» Your goal:
Transcribe word for word the lines spanning the line with "OCR this image." through the end of the records.

[Data excerpts]
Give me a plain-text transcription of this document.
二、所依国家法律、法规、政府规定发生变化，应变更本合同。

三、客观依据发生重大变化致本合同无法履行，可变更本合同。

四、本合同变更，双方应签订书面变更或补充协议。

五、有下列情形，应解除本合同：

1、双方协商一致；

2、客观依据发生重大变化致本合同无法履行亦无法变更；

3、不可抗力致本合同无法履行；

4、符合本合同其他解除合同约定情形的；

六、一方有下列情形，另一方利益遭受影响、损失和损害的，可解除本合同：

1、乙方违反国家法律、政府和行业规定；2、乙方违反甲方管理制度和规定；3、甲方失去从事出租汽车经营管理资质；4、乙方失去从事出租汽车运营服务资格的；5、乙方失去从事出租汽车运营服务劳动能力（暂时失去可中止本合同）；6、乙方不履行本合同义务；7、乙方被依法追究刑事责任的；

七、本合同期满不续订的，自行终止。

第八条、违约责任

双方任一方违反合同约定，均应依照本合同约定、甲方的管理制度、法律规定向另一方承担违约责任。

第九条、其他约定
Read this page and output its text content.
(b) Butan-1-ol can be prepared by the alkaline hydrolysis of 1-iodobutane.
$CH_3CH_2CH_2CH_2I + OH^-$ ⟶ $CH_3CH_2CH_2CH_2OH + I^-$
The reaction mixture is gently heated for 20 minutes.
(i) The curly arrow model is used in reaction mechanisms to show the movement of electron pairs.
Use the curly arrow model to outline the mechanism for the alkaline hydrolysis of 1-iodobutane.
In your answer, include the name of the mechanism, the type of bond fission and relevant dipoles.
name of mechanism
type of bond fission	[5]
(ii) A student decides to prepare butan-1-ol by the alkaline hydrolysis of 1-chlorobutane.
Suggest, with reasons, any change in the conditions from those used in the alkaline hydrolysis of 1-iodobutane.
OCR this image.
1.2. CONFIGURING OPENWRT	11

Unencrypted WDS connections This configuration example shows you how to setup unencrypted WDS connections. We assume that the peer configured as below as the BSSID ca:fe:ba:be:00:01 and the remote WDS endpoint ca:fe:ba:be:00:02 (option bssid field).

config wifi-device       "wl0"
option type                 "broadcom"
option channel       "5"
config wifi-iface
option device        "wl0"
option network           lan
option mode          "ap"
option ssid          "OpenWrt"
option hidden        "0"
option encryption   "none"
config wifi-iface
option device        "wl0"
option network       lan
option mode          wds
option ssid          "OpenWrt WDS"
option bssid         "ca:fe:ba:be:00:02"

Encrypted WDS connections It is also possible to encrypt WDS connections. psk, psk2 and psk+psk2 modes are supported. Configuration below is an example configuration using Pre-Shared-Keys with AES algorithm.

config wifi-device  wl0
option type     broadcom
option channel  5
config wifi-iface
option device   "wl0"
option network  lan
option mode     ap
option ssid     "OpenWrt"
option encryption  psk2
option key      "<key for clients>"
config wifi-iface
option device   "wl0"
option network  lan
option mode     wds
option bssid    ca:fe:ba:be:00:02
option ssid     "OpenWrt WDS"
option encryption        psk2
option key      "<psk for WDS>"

» Written solution:
OCR this image.
1.2. CONFIGURING OPENWRT	11

Unencrypted WDS connections This configuration example shows you how to setup unencrypted WDS connections. We assume that the peer configured as below as the BSSID ca:fe:ba:be:00:01 and the remote WDS endpoint ca:fe:ba:be:00:02 (option bssid field).

config wifi-device       "wl0"
option type                 "broadcom"
option channel       "5"
config wifi-iface
option device        "wl0"
option network           lan
option mode          "ap"
option ssid          "OpenWrt"
option hidden        "0"
option encryption   "none"
config wifi-iface
option device        "wl0"
option network       lan
option mode          wds
option ssid          "OpenWrt WDS"
option bssid         "ca:fe:ba:be:00:02"

Encrypted WDS connections It is also possible to encrypt WDS connections. psk, psk2 and psk+psk2 modes are supported. Configuration below is an example configuration using Pre-Shared-Keys with AES algorithm.

config wifi-device  wl0
option type     broadcom
option channel  5
config wifi-iface
option device   "wl0"
option network  lan
option mode     ap
option ssid     "OpenWrt"
option encryption  psk2
option key      "<key for clients>"
config wifi-iface
option device   "wl0"
option network  lan
option mode     wds
option bssid    ca:fe:ba:be:00:02
option ssid     "OpenWrt WDS"
option encryption        psk2
option key      "<psk for WDS>"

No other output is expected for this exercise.